* [Your objective]: Show each line that has the string "insolvenței" in it.

* [Material for this exercise]:
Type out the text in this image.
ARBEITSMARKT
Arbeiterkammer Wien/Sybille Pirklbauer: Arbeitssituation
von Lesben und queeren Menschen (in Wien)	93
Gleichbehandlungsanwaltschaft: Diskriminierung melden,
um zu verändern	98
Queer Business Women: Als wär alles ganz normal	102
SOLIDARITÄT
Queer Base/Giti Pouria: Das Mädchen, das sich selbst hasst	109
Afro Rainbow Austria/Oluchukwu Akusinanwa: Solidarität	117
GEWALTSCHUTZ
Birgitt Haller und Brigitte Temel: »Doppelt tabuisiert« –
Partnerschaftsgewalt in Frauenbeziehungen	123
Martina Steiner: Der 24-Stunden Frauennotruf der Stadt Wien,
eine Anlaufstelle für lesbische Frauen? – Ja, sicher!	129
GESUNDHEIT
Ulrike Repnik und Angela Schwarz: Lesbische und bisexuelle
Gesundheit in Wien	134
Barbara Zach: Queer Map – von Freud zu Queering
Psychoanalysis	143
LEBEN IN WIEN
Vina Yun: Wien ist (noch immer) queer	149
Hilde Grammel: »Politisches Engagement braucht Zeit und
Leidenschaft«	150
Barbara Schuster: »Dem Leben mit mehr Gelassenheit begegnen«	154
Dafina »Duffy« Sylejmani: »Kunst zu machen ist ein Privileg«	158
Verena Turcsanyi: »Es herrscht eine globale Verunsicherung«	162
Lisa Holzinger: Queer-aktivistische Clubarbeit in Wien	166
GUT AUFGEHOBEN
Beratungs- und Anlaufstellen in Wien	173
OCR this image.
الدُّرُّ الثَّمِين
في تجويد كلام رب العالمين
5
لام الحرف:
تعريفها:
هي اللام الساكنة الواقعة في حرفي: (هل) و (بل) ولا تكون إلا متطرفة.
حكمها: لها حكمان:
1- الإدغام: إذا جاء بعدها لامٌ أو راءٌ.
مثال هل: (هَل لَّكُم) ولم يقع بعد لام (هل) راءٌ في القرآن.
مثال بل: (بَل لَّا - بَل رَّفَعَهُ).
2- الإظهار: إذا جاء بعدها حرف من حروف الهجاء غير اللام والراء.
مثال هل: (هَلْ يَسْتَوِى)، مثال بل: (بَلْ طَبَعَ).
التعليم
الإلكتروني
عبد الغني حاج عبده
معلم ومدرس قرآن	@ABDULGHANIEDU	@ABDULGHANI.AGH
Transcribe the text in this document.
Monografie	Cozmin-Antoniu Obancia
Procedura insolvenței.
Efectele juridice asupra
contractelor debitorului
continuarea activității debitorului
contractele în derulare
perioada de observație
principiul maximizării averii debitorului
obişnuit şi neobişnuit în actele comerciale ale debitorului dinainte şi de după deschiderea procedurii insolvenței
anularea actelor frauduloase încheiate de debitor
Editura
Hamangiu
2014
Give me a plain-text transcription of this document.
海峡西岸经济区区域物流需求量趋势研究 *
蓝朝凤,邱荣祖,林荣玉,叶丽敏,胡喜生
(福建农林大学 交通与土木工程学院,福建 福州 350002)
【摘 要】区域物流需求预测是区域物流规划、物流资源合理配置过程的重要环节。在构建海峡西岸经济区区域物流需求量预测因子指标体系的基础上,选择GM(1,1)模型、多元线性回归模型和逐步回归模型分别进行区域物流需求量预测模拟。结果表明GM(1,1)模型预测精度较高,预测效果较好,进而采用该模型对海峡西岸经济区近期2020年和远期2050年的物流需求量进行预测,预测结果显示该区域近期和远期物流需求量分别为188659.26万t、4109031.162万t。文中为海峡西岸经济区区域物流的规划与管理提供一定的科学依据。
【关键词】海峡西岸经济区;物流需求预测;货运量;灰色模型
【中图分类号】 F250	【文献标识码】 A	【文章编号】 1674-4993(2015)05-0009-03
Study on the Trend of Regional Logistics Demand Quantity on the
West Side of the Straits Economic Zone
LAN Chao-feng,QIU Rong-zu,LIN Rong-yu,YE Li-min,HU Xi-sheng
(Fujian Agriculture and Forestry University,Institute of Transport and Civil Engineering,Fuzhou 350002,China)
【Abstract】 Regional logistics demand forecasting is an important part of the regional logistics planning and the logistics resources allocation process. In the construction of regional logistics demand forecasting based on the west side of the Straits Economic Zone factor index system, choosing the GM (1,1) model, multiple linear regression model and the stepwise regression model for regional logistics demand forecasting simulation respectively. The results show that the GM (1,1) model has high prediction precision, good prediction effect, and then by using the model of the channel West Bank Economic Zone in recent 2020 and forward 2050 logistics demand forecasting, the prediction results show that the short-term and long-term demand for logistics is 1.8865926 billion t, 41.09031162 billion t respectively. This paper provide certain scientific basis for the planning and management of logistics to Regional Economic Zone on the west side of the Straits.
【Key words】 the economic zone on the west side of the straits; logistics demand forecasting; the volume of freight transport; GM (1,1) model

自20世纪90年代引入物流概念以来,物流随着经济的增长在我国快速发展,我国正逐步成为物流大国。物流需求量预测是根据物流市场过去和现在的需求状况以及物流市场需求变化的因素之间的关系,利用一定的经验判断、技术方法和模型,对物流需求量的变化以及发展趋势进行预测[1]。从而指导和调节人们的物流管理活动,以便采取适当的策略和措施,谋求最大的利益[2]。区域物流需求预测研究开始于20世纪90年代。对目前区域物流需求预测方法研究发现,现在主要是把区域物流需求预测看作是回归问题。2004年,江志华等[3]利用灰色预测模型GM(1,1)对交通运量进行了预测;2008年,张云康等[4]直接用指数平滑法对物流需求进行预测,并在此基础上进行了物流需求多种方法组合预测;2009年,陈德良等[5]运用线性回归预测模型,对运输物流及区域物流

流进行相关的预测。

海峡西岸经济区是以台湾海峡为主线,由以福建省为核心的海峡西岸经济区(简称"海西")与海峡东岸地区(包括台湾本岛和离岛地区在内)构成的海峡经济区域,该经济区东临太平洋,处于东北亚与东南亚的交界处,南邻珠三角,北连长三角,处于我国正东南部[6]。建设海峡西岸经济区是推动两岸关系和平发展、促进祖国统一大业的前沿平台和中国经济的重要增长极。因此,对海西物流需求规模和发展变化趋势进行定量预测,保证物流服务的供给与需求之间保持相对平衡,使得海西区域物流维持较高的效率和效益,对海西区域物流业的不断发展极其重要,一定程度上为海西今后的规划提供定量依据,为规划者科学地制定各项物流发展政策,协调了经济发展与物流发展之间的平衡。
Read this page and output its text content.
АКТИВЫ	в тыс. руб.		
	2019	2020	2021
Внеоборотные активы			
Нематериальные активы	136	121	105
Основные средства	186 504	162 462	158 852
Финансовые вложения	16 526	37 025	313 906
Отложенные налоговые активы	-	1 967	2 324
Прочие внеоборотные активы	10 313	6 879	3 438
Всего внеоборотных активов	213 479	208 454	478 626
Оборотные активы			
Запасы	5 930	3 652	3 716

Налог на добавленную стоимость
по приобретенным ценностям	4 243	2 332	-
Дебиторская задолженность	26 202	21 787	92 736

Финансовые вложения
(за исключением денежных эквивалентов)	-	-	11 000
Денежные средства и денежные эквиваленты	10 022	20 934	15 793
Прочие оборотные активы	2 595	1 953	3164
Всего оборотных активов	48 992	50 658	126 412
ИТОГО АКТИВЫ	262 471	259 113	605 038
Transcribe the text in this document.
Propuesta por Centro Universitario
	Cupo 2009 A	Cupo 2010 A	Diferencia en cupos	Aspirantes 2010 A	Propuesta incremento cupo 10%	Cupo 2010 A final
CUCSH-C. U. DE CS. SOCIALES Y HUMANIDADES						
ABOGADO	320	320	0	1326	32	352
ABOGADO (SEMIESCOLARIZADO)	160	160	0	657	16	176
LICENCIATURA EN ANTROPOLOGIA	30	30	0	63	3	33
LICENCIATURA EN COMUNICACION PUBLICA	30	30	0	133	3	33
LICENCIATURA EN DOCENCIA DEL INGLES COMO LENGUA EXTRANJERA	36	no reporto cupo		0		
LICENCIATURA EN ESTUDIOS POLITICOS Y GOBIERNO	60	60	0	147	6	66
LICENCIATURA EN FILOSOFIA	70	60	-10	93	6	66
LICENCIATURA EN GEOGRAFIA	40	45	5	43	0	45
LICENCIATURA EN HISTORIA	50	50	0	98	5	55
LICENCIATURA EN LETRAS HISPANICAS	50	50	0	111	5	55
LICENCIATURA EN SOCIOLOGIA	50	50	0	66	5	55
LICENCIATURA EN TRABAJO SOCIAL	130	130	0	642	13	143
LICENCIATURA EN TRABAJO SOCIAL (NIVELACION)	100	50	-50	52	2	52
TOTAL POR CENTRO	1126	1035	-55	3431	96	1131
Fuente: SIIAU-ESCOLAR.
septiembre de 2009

* [Written response]:
Procedura insolvenței.
obişnuit şi neobişnuit în actele comerciale ale debitorului dinainte şi de după deschiderea procedurii insolvenței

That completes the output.